> Challenge
Rewrite the data from its first line through the line containing "icon: apple [711, 2511, 793, 2576]", changing every "premises" to "building" and keeping everything else the same.

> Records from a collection
*-*-*
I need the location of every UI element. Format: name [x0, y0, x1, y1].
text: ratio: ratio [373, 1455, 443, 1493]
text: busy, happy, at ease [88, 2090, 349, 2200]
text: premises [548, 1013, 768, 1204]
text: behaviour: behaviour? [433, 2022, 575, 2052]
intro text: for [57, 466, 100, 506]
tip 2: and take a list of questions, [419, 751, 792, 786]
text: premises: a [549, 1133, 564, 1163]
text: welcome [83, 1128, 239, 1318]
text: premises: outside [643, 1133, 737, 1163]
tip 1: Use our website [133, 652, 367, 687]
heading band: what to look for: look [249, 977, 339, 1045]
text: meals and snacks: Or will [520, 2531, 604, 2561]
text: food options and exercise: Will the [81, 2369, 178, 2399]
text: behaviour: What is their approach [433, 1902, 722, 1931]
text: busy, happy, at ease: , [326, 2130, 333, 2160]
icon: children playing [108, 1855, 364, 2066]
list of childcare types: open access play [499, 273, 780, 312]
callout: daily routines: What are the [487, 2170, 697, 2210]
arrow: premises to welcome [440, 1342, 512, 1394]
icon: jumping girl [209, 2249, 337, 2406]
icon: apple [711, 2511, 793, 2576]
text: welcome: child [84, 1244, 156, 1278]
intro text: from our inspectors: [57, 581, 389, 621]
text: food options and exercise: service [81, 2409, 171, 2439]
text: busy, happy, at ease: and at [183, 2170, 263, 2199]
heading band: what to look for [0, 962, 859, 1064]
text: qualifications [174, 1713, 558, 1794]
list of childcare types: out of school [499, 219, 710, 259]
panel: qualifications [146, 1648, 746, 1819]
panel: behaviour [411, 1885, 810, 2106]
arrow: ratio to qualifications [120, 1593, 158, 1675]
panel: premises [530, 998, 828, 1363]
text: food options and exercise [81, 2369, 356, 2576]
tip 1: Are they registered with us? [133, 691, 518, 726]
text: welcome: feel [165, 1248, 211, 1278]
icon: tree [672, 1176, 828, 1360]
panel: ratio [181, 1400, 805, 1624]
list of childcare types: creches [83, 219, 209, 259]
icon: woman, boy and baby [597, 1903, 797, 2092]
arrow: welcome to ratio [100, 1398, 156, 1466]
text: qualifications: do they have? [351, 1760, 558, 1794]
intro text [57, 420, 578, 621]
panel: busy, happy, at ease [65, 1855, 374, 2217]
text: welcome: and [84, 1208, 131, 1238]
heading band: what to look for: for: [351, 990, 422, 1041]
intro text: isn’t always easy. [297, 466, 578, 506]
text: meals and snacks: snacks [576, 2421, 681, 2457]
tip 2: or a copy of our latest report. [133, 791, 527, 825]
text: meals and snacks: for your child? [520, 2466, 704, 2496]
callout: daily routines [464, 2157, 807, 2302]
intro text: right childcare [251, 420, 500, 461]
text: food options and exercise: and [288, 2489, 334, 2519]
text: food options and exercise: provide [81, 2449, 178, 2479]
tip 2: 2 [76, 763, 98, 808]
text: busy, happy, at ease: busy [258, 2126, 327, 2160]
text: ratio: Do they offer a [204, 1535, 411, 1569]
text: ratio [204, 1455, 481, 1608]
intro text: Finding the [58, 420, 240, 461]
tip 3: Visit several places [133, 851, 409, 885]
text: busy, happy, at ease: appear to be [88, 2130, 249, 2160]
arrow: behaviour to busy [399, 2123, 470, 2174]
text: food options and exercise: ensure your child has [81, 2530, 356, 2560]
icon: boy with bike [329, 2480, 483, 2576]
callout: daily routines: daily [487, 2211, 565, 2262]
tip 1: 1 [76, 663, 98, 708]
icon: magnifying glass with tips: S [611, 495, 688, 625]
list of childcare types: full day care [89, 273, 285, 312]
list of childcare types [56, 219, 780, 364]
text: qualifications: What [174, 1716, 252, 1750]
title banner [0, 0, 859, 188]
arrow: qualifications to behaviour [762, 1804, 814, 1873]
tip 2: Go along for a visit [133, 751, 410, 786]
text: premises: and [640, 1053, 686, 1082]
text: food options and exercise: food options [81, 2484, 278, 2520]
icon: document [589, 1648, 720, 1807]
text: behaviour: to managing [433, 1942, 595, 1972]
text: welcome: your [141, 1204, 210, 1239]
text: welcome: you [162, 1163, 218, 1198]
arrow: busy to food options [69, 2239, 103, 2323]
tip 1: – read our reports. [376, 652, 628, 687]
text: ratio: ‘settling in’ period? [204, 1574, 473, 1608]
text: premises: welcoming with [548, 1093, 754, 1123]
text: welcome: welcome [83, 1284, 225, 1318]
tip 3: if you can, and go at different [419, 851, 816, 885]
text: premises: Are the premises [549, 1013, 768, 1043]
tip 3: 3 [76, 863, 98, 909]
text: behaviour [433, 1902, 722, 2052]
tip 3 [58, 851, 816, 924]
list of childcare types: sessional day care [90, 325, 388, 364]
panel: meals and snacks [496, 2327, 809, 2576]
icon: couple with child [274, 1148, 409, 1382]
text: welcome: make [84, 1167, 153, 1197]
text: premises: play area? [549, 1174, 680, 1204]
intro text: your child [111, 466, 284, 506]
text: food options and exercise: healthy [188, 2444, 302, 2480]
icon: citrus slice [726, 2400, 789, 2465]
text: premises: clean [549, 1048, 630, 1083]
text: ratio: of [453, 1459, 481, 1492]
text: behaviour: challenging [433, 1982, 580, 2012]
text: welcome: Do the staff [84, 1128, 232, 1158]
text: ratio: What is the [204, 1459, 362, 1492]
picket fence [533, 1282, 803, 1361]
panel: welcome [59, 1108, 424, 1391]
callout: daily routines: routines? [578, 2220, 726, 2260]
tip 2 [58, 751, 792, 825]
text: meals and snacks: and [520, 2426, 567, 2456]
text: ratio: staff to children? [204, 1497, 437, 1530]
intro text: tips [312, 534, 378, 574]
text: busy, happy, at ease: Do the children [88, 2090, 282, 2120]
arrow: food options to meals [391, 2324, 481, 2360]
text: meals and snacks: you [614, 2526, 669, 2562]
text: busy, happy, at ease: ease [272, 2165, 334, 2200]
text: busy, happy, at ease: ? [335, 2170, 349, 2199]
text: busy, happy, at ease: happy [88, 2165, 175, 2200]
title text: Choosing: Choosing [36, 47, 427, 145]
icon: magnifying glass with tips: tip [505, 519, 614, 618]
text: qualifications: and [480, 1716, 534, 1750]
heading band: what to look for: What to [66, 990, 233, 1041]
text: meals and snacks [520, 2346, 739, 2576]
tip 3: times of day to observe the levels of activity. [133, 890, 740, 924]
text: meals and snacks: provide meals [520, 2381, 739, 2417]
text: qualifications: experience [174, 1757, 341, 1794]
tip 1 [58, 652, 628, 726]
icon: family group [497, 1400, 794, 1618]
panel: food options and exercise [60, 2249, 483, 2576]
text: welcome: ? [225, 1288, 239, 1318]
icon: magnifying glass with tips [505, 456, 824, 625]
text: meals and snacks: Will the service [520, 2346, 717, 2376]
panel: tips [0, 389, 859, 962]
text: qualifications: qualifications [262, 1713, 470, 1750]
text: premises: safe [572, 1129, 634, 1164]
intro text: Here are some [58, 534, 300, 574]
*-*-*
> Response
I need the location of every UI element. Format: name [x0, y0, x1, y1].
text: ratio: ratio [373, 1455, 443, 1493]
text: busy, happy, at ease [88, 2090, 349, 2200]
text: building [548, 1013, 768, 1204]
text: behaviour: behaviour? [433, 2022, 575, 2052]
intro text: for [57, 466, 100, 506]
tip 2: and take a list of questions, [419, 751, 792, 786]
text: building: a [549, 1133, 564, 1163]
text: welcome [83, 1128, 239, 1318]
text: building: outside [643, 1133, 737, 1163]
tip 1: Use our website [133, 652, 367, 687]
heading band: what to look for: look [249, 977, 339, 1045]
text: meals and snacks: Or will [520, 2531, 604, 2561]
text: food options and exercise: Will the [81, 2369, 178, 2399]
text: behaviour: What is their approach [433, 1902, 722, 1931]
text: busy, happy, at ease: , [326, 2130, 333, 2160]
icon: children playing [108, 1855, 364, 2066]
list of childcare types: open access play [499, 273, 780, 312]
callout: daily routines: What are the [487, 2170, 697, 2210]
arrow: building to welcome [440, 1342, 512, 1394]
icon: jumping girl [209, 2249, 337, 2406]
icon: apple [711, 2511, 793, 2576]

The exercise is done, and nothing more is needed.